STATED EXERCISE - Which lines have the string "label"? Copy all of them from the entries below.

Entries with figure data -
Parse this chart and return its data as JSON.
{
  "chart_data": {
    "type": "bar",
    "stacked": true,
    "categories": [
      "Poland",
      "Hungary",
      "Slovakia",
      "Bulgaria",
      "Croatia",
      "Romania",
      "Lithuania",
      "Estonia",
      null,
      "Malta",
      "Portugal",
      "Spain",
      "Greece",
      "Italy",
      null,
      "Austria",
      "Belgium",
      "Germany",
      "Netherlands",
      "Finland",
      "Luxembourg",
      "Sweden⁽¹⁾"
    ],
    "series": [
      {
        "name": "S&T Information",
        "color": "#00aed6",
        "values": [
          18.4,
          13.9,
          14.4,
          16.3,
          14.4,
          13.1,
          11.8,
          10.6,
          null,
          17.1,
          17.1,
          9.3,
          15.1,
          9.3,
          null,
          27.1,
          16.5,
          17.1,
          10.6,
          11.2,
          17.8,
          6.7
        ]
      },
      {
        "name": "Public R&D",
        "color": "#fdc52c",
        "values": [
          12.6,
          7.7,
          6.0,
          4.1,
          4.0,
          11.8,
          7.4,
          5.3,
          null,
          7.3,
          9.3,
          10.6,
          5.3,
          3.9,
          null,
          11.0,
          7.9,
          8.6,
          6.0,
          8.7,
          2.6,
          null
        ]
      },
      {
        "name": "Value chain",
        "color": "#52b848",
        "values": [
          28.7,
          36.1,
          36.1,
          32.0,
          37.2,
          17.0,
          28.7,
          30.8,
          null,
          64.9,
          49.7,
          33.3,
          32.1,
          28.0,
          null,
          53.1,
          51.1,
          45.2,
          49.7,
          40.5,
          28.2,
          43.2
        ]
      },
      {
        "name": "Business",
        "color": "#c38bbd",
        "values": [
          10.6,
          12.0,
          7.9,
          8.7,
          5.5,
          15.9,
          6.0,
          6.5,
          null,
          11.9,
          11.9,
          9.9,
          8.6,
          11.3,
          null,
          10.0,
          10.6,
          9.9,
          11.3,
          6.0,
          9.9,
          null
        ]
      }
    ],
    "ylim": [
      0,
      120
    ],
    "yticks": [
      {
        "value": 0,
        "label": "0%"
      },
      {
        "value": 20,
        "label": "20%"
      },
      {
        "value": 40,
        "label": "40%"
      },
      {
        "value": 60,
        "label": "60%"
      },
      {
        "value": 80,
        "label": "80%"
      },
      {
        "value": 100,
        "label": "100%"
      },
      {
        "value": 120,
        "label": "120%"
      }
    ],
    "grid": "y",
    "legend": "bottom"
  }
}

FINAL RESULT -
        "label": "0%"
        "label": "20%"
        "label": "40%"
        "label": "60%"
        "label": "80%"
        "label": "100%"
        "label": "120%"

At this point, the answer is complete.